● Work to do
Write out the entries again exactly as they are given.

** Begin Data for processing **

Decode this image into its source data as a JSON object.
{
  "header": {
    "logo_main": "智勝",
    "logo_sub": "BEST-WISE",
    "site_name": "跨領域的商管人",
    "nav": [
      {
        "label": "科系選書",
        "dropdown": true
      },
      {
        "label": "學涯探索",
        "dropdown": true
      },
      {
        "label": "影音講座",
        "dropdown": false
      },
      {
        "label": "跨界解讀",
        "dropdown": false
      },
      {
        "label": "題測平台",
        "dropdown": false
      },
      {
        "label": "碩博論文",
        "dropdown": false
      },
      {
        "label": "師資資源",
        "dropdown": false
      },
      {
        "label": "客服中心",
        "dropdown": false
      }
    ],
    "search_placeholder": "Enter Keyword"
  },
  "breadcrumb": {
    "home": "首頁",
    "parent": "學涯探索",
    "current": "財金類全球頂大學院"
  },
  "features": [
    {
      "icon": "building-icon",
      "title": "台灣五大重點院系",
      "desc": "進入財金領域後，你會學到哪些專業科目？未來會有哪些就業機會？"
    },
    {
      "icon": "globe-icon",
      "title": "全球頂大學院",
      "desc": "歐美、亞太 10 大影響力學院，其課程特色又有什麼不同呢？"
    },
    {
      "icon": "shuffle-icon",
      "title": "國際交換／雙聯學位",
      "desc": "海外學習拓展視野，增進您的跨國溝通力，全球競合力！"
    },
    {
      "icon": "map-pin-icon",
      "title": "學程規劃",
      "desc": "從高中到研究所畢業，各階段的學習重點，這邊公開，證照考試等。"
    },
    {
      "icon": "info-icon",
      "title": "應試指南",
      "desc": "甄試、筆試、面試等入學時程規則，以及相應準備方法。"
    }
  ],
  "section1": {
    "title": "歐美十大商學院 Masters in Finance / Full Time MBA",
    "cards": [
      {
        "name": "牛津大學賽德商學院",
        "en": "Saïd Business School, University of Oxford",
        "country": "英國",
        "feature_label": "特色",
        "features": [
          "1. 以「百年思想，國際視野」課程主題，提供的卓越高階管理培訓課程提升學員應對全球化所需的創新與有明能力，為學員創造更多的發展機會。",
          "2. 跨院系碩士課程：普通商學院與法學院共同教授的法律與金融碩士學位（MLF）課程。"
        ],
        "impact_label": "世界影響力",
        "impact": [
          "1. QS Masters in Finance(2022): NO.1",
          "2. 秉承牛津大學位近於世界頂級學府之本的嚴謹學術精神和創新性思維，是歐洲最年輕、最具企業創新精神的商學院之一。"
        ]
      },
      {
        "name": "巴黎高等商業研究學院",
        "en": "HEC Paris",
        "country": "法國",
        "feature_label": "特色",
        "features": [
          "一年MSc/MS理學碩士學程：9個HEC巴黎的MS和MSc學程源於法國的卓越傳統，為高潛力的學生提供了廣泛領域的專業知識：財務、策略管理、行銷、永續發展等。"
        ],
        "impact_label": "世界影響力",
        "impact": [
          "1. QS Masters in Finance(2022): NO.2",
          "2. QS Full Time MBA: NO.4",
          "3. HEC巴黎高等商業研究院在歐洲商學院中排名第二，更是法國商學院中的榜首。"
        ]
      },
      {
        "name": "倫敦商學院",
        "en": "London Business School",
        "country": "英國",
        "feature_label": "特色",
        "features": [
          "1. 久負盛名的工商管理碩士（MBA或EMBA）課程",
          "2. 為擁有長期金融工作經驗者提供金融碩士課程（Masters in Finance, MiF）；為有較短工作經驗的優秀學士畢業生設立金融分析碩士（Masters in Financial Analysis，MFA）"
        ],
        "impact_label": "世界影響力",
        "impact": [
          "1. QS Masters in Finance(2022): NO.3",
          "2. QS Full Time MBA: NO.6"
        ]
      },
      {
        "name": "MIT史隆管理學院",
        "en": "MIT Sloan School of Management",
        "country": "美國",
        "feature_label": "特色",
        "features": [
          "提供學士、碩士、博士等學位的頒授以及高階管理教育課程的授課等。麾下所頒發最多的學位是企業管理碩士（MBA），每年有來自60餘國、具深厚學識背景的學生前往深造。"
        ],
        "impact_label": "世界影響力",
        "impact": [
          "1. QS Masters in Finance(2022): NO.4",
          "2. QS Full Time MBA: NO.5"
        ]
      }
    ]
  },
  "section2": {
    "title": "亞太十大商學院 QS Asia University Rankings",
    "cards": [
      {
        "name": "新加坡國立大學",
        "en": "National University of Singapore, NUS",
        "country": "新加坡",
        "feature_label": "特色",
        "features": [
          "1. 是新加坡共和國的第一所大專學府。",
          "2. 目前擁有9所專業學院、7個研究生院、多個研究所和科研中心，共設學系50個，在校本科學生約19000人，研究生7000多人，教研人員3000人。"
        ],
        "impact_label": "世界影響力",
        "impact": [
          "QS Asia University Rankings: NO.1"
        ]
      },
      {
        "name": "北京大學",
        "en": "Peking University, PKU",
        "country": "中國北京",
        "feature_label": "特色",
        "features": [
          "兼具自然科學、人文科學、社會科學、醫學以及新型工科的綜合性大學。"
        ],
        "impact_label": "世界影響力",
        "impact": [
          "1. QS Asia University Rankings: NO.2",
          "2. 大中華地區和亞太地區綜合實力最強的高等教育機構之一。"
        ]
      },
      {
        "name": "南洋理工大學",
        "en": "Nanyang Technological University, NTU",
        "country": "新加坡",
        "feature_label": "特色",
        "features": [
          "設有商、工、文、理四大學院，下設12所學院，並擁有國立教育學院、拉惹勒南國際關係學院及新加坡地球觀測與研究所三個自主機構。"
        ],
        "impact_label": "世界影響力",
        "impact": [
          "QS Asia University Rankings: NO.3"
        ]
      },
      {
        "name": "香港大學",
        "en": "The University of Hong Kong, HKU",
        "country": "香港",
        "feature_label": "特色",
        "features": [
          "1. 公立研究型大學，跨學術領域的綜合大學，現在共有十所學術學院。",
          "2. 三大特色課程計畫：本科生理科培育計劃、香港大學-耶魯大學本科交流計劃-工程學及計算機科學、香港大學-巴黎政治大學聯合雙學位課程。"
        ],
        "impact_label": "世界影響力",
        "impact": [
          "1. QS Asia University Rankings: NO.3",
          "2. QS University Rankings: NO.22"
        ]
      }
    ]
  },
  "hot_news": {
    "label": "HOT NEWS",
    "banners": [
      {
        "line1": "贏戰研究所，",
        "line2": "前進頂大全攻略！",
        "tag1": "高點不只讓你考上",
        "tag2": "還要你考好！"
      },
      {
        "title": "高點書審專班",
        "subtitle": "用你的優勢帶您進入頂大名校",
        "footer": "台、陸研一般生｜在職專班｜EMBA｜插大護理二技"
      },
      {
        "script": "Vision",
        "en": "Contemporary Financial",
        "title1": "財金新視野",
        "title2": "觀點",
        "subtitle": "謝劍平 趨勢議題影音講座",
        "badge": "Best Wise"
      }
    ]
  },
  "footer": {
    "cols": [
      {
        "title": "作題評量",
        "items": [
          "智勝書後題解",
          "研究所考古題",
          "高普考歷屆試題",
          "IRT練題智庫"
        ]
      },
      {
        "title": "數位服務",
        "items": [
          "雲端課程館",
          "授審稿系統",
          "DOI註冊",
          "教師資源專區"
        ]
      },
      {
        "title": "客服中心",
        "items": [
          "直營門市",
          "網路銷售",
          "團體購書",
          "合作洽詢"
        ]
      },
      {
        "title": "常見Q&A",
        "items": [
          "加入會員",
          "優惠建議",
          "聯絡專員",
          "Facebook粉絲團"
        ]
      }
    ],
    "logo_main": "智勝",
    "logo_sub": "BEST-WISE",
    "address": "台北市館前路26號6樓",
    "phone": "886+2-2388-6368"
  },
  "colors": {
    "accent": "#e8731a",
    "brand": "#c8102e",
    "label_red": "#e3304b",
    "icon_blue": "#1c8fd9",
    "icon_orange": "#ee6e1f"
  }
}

** End Data for processing **

● Exercise solution
Decode this image into its source data as a JSON object.
{
  "header": {
    "logo_main": "智勝",
    "logo_sub": "BEST-WISE",
    "site_name": "跨領域的商管人",
    "nav": [
      {
        "label": "科系選書",
        "dropdown": true
      },
      {
        "label": "學涯探索",
        "dropdown": true
      },
      {
        "label": "影音講座",
        "dropdown": false
      },
      {
        "label": "跨界解讀",
        "dropdown": false
      },
      {
        "label": "題測平台",
        "dropdown": false
      },
      {
        "label": "碩博論文",
        "dropdown": false
      },
      {
        "label": "師資資源",
        "dropdown": false
      },
      {
        "label": "客服中心",
        "dropdown": false
      }
    ],
    "search_placeholder": "Enter Keyword"
  },
  "breadcrumb": {
    "home": "首頁",
    "parent": "學涯探索",
    "current": "財金類全球頂大學院"
  },
  "features": [
    {
      "icon": "building-icon",
      "title": "台灣五大重點院系",
      "desc": "進入財金領域後，你會學到哪些專業科目？未來會有哪些就業機會？"
    },
    {
      "icon": "globe-icon",
      "title": "全球頂大學院",
      "desc": "歐美、亞太 10 大影響力學院，其課程特色又有什麼不同呢？"
    },
    {
      "icon": "shuffle-icon",
      "title": "國際交換／雙聯學位",
      "desc": "海外學習拓展視野，增進您的跨國溝通力，全球競合力！"
    },
    {
      "icon": "map-pin-icon",
      "title": "學程規劃",
      "desc": "從高中到研究所畢業，各階段的學習重點，這邊公開，證照考試等。"
    },
    {
      "icon": "info-icon",
      "title": "應試指南",
      "desc": "甄試、筆試、面試等入學時程規則，以及相應準備方法。"
    }
  ],
  "section1": {
    "title": "歐美十大商學院 Masters in Finance / Full Time MBA",
    "cards": [
      {
        "name": "牛津大學賽德商學院",
        "en": "Saïd Business School, University of Oxford",
        "country": "英國",
        "feature_label": "特色",
        "features": [
          "1. 以「百年思想，國際視野」課程主題，提供的卓越高階管理培訓課程提升學員應對全球化所需的創新與有明能力，為學員創造更多的發展機會。",
          "2. 跨院系碩士課程：普通商學院與法學院共同教授的法律與金融碩士學位（MLF）課程。"
        ],
        "impact_label": "世界影響力",
        "impact": [
          "1. QS Masters in Finance(2022): NO.1",
          "2. 秉承牛津大學位近於世界頂級學府之本的嚴謹學術精神和創新性思維，是歐洲最年輕、最具企業創新精神的商學院之一。"
        ]
      },
      {
        "name": "巴黎高等商業研究學院",
        "en": "HEC Paris",
        "country": "法國",
        "feature_label": "特色",
        "features": [
          "一年MSc/MS理學碩士學程：9個HEC巴黎的MS和MSc學程源於法國的卓越傳統，為高潛力的學生提供了廣泛領域的專業知識：財務、策略管理、行銷、永續發展等。"
        ],
        "impact_label": "世界影響力",
        "impact": [
          "1. QS Masters in Finance(2022): NO.2",
          "2. QS Full Time MBA: NO.4",
          "3. HEC巴黎高等商業研究院在歐洲商學院中排名第二，更是法國商學院中的榜首。"
        ]
      },
      {
        "name": "倫敦商學院",
        "en": "London Business School",
        "country": "英國",
        "feature_label": "特色",
        "features": [
          "1. 久負盛名的工商管理碩士（MBA或EMBA）課程",
          "2. 為擁有長期金融工作經驗者提供金融碩士課程（Masters in Finance, MiF）；為有較短工作經驗的優秀學士畢業生設立金融分析碩士（Masters in Financial Analysis，MFA）"
        ],
        "impact_label": "世界影響力",
        "impact": [
          "1. QS Masters in Finance(2022): NO.3",
          "2. QS Full Time MBA: NO.6"
        ]
      },
      {
        "name": "MIT史隆管理學院",
        "en": "MIT Sloan School of Management",
        "country": "美國",
        "feature_label": "特色",
        "features": [
          "提供學士、碩士、博士等學位的頒授以及高階管理教育課程的授課等。麾下所頒發最多的學位是企業管理碩士（MBA），每年有來自60餘國、具深厚學識背景的學生前往深造。"
        ],
        "impact_label": "世界影響力",
        "impact": [
          "1. QS Masters in Finance(2022): NO.4",
          "2. QS Full Time MBA: NO.5"
        ]
      }
    ]
  },
  "section2": {
    "title": "亞太十大商學院 QS Asia University Rankings",
    "cards": [
      {
        "name": "新加坡國立大學",
        "en": "National University of Singapore, NUS",
        "country": "新加坡",
        "feature_label": "特色",
        "features": [
          "1. 是新加坡共和國的第一所大專學府。",
          "2. 目前擁有9所專業學院、7個研究生院、多個研究所和科研中心，共設學系50個，在校本科學生約19000人，研究生7000多人，教研人員3000人。"
        ],
        "impact_label": "世界影響力",
        "impact": [
          "QS Asia University Rankings: NO.1"
        ]
      },
      {
        "name": "北京大學",
        "en": "Peking University, PKU",
        "country": "中國北京",
        "feature_label": "特色",
        "features": [
          "兼具自然科學、人文科學、社會科學、醫學以及新型工科的綜合性大學。"
        ],
        "impact_label": "世界影響力",
        "impact": [
          "1. QS Asia University Rankings: NO.2",
          "2. 大中華地區和亞太地區綜合實力最強的高等教育機構之一。"
        ]
      },
      {
        "name": "南洋理工大學",
        "en": "Nanyang Technological University, NTU",
        "country": "新加坡",
        "feature_label": "特色",
        "features": [
          "設有商、工、文、理四大學院，下設12所學院，並擁有國立教育學院、拉惹勒南國際關係學院及新加坡地球觀測與研究所三個自主機構。"
        ],
        "impact_label": "世界影響力",
        "impact": [
          "QS Asia University Rankings: NO.3"
        ]
      },
      {
        "name": "香港大學",
        "en": "The University of Hong Kong, HKU",
        "country": "香港",
        "feature_label": "特色",
        "features": [
          "1. 公立研究型大學，跨學術領域的綜合大學，現在共有十所學術學院。",
          "2. 三大特色課程計畫：本科生理科培育計劃、香港大學-耶魯大學本科交流計劃-工程學及計算機科學、香港大學-巴黎政治大學聯合雙學位課程。"
        ],
        "impact_label": "世界影響力",
        "impact": [
          "1. QS Asia University Rankings: NO.3",
          "2. QS University Rankings: NO.22"
        ]
      }
    ]
  },
  "hot_news": {
    "label": "HOT NEWS",
    "banners": [
      {
        "line1": "贏戰研究所，",
        "line2": "前進頂大全攻略！",
        "tag1": "高點不只讓你考上",
        "tag2": "還要你考好！"
      },
      {
        "title": "高點書審專班",
        "subtitle": "用你的優勢帶您進入頂大名校",
        "footer": "台、陸研一般生｜在職專班｜EMBA｜插大護理二技"
      },
      {
        "script": "Vision",
        "en": "Contemporary Financial",
        "title1": "財金新視野",
        "title2": "觀點",
        "subtitle": "謝劍平 趨勢議題影音講座",
        "badge": "Best Wise"
      }
    ]
  },
  "footer": {
    "cols": [
      {
        "title": "作題評量",
        "items": [
          "智勝書後題解",
          "研究所考古題",
          "高普考歷屆試題",
          "IRT練題智庫"
        ]
      },
      {
        "title": "數位服務",
        "items": [
          "雲端課程館",
          "授審稿系統",
          "DOI註冊",
          "教師資源專區"
        ]
      },
      {
        "title": "客服中心",
        "items": [
          "直營門市",
          "網路銷售",
          "團體購書",
          "合作洽詢"
        ]
      },
      {
        "title": "常見Q&A",
        "items": [
          "加入會員",
          "優惠建議",
          "聯絡專員",
          "Facebook粉絲團"
        ]
      }
    ],
    "logo_main": "智勝",
    "logo_sub": "BEST-WISE",
    "address": "台北市館前路26號6樓",
    "phone": "886+2-2388-6368"
  },
  "colors": {
    "accent": "#e8731a",
    "brand": "#c8102e",
    "label_red": "#e3304b",
    "icon_blue": "#1c8fd9",
    "icon_orange": "#ee6e1f"
  }
}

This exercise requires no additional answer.